* BEGIN *
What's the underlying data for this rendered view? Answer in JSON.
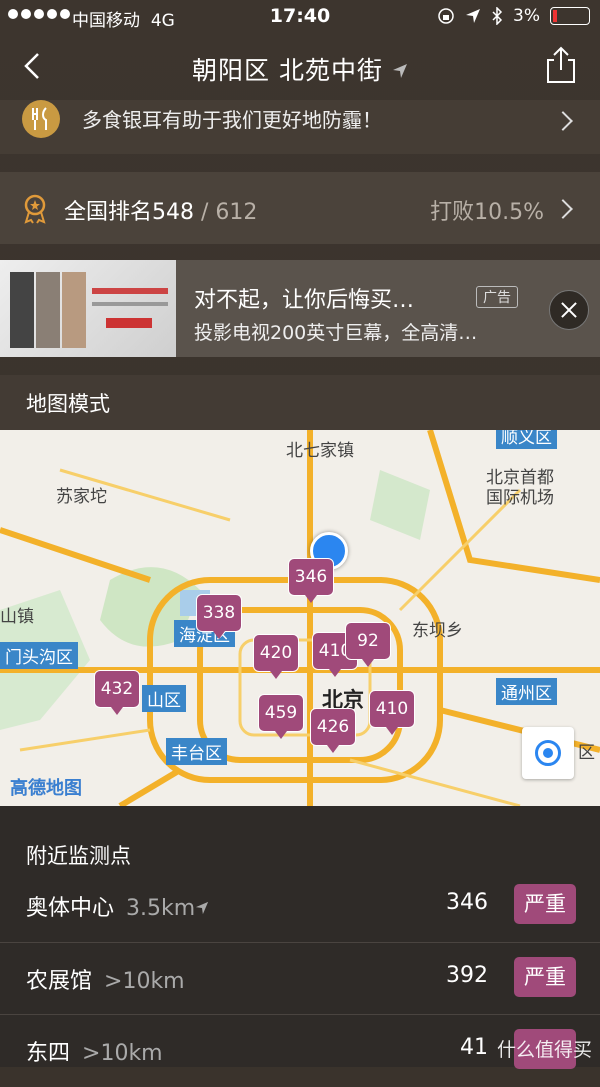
{
  "status": {
    "carrier": "中国移动",
    "network": "4G",
    "time": "17:40",
    "battery": "3%"
  },
  "nav": {
    "title": "朝阳区 北苑中街"
  },
  "tip": {
    "text": "多食银耳有助于我们更好地防霾！"
  },
  "rank": {
    "label": "全国排名548",
    "total": " / 612",
    "beat": "打败10.5%"
  },
  "ad": {
    "title": "对不起，让你后悔买…",
    "tag": "广告",
    "subtitle": "投影电视200英寸巨幕，全高清…"
  },
  "map_section": {
    "title": "地图模式"
  },
  "map": {
    "labels": [
      "北七家镇",
      "苏家坨",
      "北京首都\n国际机场",
      "东坝乡",
      "山镇",
      "北京"
    ],
    "districts": [
      "顺义区",
      "海淀区",
      "门头沟区",
      "山区",
      "通州区",
      "丰台区",
      "区"
    ],
    "markers": [
      "346",
      "338",
      "420",
      "410",
      "92",
      "432",
      "459",
      "426",
      "410"
    ],
    "brand": "高德地图"
  },
  "nearby": {
    "title": "附近监测点",
    "items": [
      {
        "name": "奥体中心",
        "distance": "3.5km",
        "value": "346",
        "level": "严重"
      },
      {
        "name": "农展馆",
        "distance": ">10km",
        "value": "392",
        "level": "严重"
      },
      {
        "name": "东四",
        "distance": ">10km",
        "value": "41",
        "level": ""
      }
    ],
    "watermark": "什么值得买"
  },
  "colors": {
    "severe": "#a04a7a",
    "accent": "#2b86f0"
  }
}
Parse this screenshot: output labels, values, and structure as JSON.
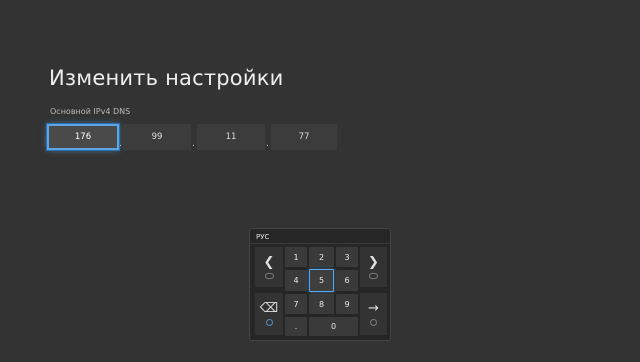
{
  "header": {
    "title": "Изменить настройки"
  },
  "dns": {
    "label": "Основной IPv4 DNS",
    "octets": [
      "176",
      "99",
      "11",
      "77"
    ],
    "separator": "."
  },
  "keypad": {
    "layout_label": "РУС",
    "keys": {
      "k1": "1",
      "k2": "2",
      "k3": "3",
      "k4": "4",
      "k5": "5",
      "k6": "6",
      "k7": "7",
      "k8": "8",
      "k9": "9",
      "dot": ".",
      "k0": "0"
    },
    "focused_key": "5",
    "icons": {
      "left": "chevron-left-icon",
      "right": "chevron-right-icon",
      "backspace": "backspace-icon",
      "enter": "arrow-right-icon"
    }
  },
  "colors": {
    "background": "#333333",
    "focus_accent": "#5aa6e8",
    "keypad_background": "#262626"
  }
}
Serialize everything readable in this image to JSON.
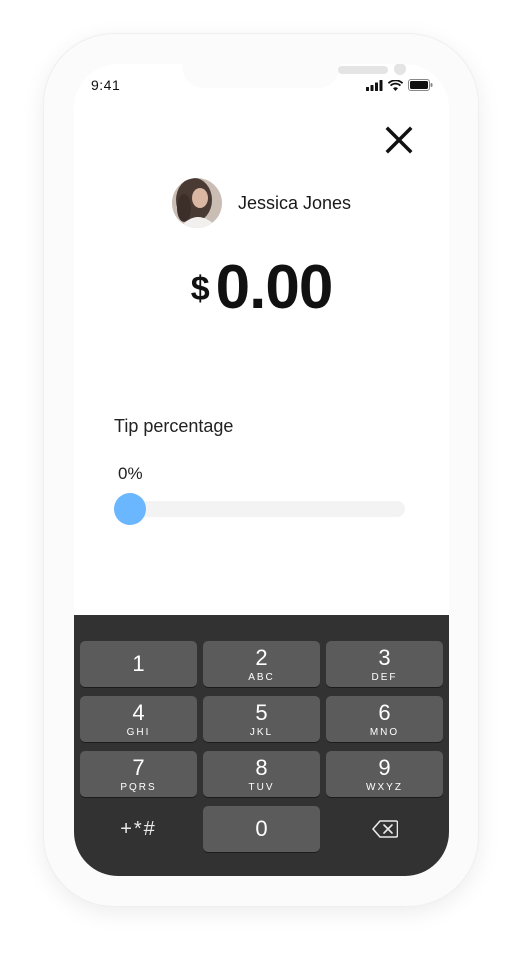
{
  "status_bar": {
    "time": "9:41"
  },
  "payment": {
    "recipient_name": "Jessica Jones",
    "currency_symbol": "$",
    "amount": "0.00"
  },
  "tip": {
    "label": "Tip percentage",
    "value_text": "0%",
    "value_percent": 0
  },
  "keypad": {
    "keys": [
      {
        "digit": "1",
        "letters": ""
      },
      {
        "digit": "2",
        "letters": "ABC"
      },
      {
        "digit": "3",
        "letters": "DEF"
      },
      {
        "digit": "4",
        "letters": "GHI"
      },
      {
        "digit": "5",
        "letters": "JKL"
      },
      {
        "digit": "6",
        "letters": "MNO"
      },
      {
        "digit": "7",
        "letters": "PQRS"
      },
      {
        "digit": "8",
        "letters": "TUV"
      },
      {
        "digit": "9",
        "letters": "WXYZ"
      }
    ],
    "symbols_label": "+*#",
    "zero": "0"
  },
  "colors": {
    "accent": "#6bb7ff",
    "keypad_bg": "#323232",
    "key_bg": "#5b5b5b"
  },
  "icons": [
    "close-icon",
    "signal-icon",
    "wifi-icon",
    "battery-icon",
    "backspace-icon"
  ]
}
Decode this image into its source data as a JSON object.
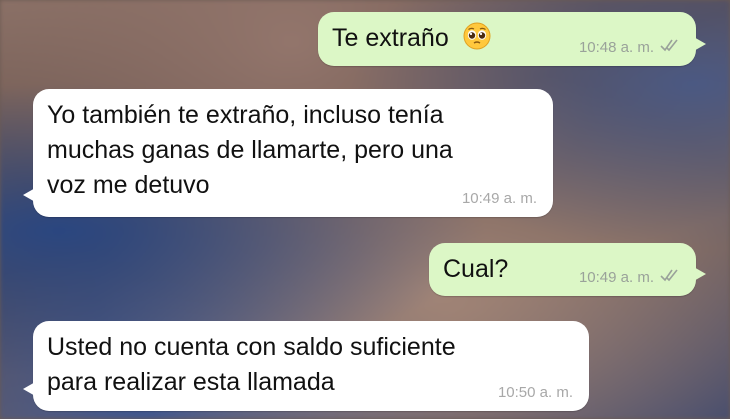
{
  "conversation": {
    "messages": [
      {
        "direction": "outgoing",
        "text": "Te extraño",
        "emoji": "pleading-face-icon",
        "time": "10:48 a. m.",
        "status": "double-check-read"
      },
      {
        "direction": "incoming",
        "text": "Yo también te extraño, incluso tenía\nmuchas ganas de llamarte, pero una\nvoz me detuvo",
        "time": "10:49 a. m."
      },
      {
        "direction": "outgoing",
        "text": "Cual?",
        "time": "10:49 a. m.",
        "status": "double-check-read"
      },
      {
        "direction": "incoming",
        "text": "Usted no cuenta con saldo suficiente\npara realizar esta llamada",
        "time": "10:50 a. m."
      }
    ]
  },
  "colors": {
    "outgoing_bubble": "#dcf7c6",
    "incoming_bubble": "#ffffff",
    "timestamp": "#9aa29a"
  }
}
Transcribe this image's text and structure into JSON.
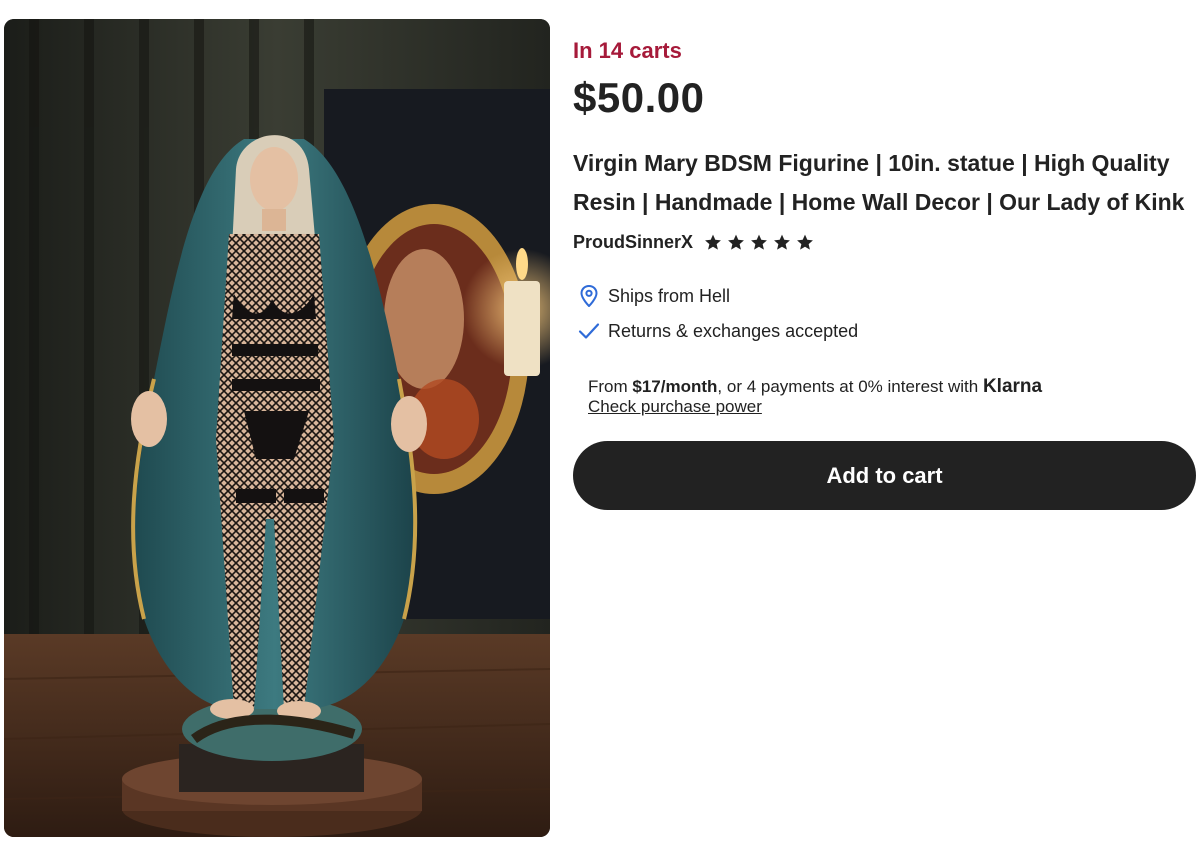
{
  "listing": {
    "demand_text": "In 14 carts",
    "price": "$50.00",
    "title_lines": [
      "Virgin Mary BDSM Figurine | 10in. statue | High Quality",
      "Resin | Handmade | Home Wall Decor | Our Lady of Kink"
    ],
    "shop_name": "ProudSinnerX",
    "rating_stars": 5,
    "demand_color": "#a61a3a"
  },
  "features": [
    {
      "icon": "map-pin-icon",
      "text": "Ships from Hell",
      "icon_color": "#2f6bd8"
    },
    {
      "icon": "checkmark-icon",
      "text": "Returns & exchanges accepted",
      "icon_color": "#2f6bd8"
    }
  ],
  "installment": {
    "prefix": "From ",
    "amount": "$17/month",
    "middle": ", or 4 payments at 0% interest with ",
    "provider": "Klarna",
    "link": "Check purchase power"
  },
  "cart": {
    "button_label": "Add to cart",
    "button_color": "#222222"
  },
  "image": {
    "subject": "product-photo-figurine"
  }
}
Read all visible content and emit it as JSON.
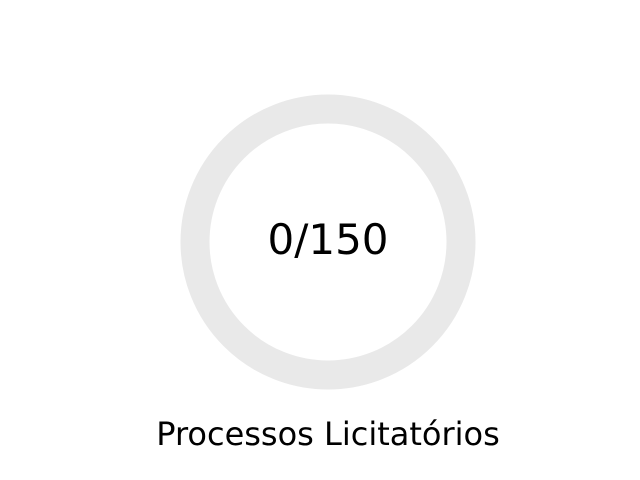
{
  "progress_widget": {
    "current": 0,
    "total": 150,
    "fraction": 0,
    "value_text": "0/150",
    "label": "Processos Licitatórios",
    "track_color": "#e9e9e9",
    "fill_color": "#4a90d9",
    "text_color": "#000000"
  }
}
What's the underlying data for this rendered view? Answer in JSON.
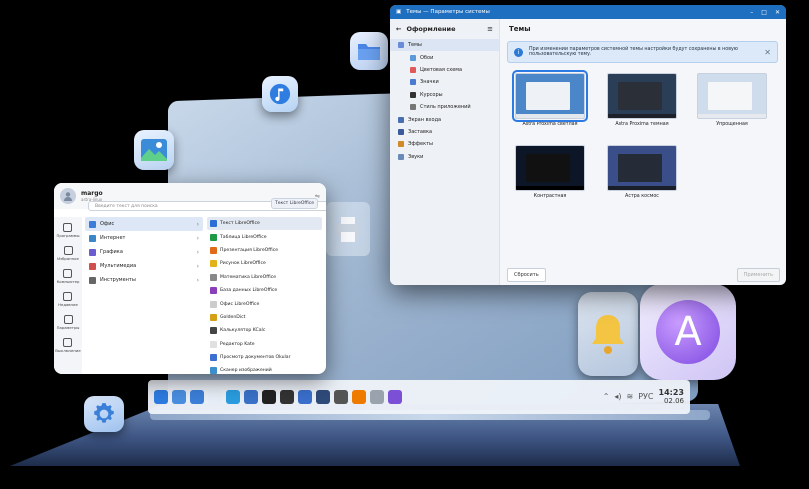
{
  "start_menu": {
    "user_name": "margo",
    "user_sub": "astra-linux",
    "search_placeholder": "Введите текст для поиска",
    "search_chip": "Текст LibreOffice",
    "left_items": [
      {
        "label": "Программы",
        "icon": "grid-icon"
      },
      {
        "label": "Избранное",
        "icon": "bookmark-icon"
      },
      {
        "label": "Компьютер",
        "icon": "monitor-icon"
      },
      {
        "label": "Недавние",
        "icon": "clock-icon"
      },
      {
        "label": "Параметры",
        "icon": "gear-icon"
      },
      {
        "label": "Выключение",
        "icon": "power-icon"
      }
    ],
    "categories": [
      {
        "label": "Офис",
        "color": "#3b7dd8",
        "selected": true
      },
      {
        "label": "Интернет",
        "color": "#3a86c8",
        "selected": false
      },
      {
        "label": "Графика",
        "color": "#6b5bd0",
        "selected": false
      },
      {
        "label": "Мультимедиа",
        "color": "#d05050",
        "selected": false
      },
      {
        "label": "Инструменты",
        "color": "#666666",
        "selected": false
      }
    ],
    "apps": [
      {
        "label": "Текст LibreOffice",
        "color": "#2b6fd6",
        "selected": true
      },
      {
        "label": "Таблица LibreOffice",
        "color": "#1e9a45",
        "selected": false
      },
      {
        "label": "Презентация LibreOffice",
        "color": "#e06a1a",
        "selected": false
      },
      {
        "label": "Рисунок LibreOffice",
        "color": "#e2b21a",
        "selected": false
      },
      {
        "label": "Математика LibreOffice",
        "color": "#888888",
        "selected": false
      },
      {
        "label": "База данных LibreOffice",
        "color": "#8a3fb8",
        "selected": false
      },
      {
        "label": "Офис LibreOffice",
        "color": "#cccccc",
        "selected": false
      },
      {
        "label": "GoldenDict",
        "color": "#d4a017",
        "selected": false
      },
      {
        "label": "Калькулятор KCalc",
        "color": "#444444",
        "selected": false
      },
      {
        "label": "Редактор Kate",
        "color": "#e0e0e0",
        "selected": false
      },
      {
        "label": "Просмотр документов Okular",
        "color": "#3d6fd1",
        "selected": false
      },
      {
        "label": "Сканер изображений",
        "color": "#3a8fcc",
        "selected": false
      }
    ]
  },
  "settings": {
    "window_title": "Темы — Параметры системы",
    "sidebar_title": "Оформление",
    "nav": [
      {
        "label": "Темы",
        "level": "parent",
        "color": "#6a8bd8",
        "selected": true
      },
      {
        "label": "Обои",
        "level": "child",
        "color": "#5a9ad8",
        "selected": false
      },
      {
        "label": "Цветовая схема",
        "level": "child",
        "color": "#e05a5a",
        "selected": false
      },
      {
        "label": "Значки",
        "level": "child",
        "color": "#4a7bd0",
        "selected": false
      },
      {
        "label": "Курсоры",
        "level": "child",
        "color": "#333333",
        "selected": false
      },
      {
        "label": "Стиль приложений",
        "level": "child",
        "color": "#777777",
        "selected": false
      },
      {
        "label": "Экран входа",
        "level": "parent",
        "color": "#4a6fb0",
        "selected": false
      },
      {
        "label": "Заставка",
        "level": "parent",
        "color": "#3b5a9a",
        "selected": false
      },
      {
        "label": "Эффекты",
        "level": "parent",
        "color": "#d08a2a",
        "selected": false
      },
      {
        "label": "Звуки",
        "level": "parent",
        "color": "#6a8ab8",
        "selected": false
      }
    ],
    "main_title": "Темы",
    "info_text": "При изменении параметров системной темы настройки будут сохранены в новую пользовательскую тему.",
    "themes": [
      {
        "label": "Astra Proxima светлая",
        "bg": "#4b86c9",
        "win": "#eef2f7",
        "bar": "#e3e8ef",
        "selected": true
      },
      {
        "label": "Astra Proxima темная",
        "bg": "#2b3e58",
        "win": "#2a2f38",
        "bar": "#1d2028",
        "selected": false
      },
      {
        "label": "Упрощенная",
        "bg": "#cfdcec",
        "win": "#f5f6f8",
        "bar": "#e6e9ee",
        "selected": false
      },
      {
        "label": "Контрастная",
        "bg": "#0d1626",
        "win": "#111111",
        "bar": "#000000",
        "selected": false
      },
      {
        "label": "Астра космос",
        "bg": "#3a4f8a",
        "win": "#262b38",
        "bar": "#1a1e28",
        "selected": false
      }
    ],
    "reset_label": "Сбросить",
    "apply_label": "Применить"
  },
  "taskbar": {
    "apps": [
      {
        "icon": "star-icon",
        "color": "#2d7be0"
      },
      {
        "icon": "folder-icon",
        "color": "#4a8fe0"
      },
      {
        "icon": "folder-open-icon",
        "color": "#3c7fd8"
      },
      {
        "icon": "document-icon",
        "color": "#e8eef7"
      },
      {
        "icon": "telegram-icon",
        "color": "#2a9de0"
      },
      {
        "icon": "browser-icon",
        "color": "#3a72c8"
      },
      {
        "icon": "crow-icon",
        "color": "#222222"
      },
      {
        "icon": "penguin-icon",
        "color": "#333333"
      },
      {
        "icon": "dove-icon",
        "color": "#3a6fcc"
      },
      {
        "icon": "terminal-icon",
        "color": "#2f4b7a"
      },
      {
        "icon": "monitor-app-icon",
        "color": "#555555"
      },
      {
        "icon": "vlc-icon",
        "color": "#ef7a00"
      },
      {
        "icon": "eye-icon",
        "color": "#9aa3ad"
      },
      {
        "icon": "astra-icon",
        "color": "#7b4fd6"
      }
    ],
    "keyboard_layout": "РУС",
    "time": "14:23",
    "date": "02.06"
  }
}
* END *
Filter the listing above by the word "right"; copy each line that passes.

*Complete response*
      "right": "chevron-right-icon",
      "enter": "arrow-right-icon"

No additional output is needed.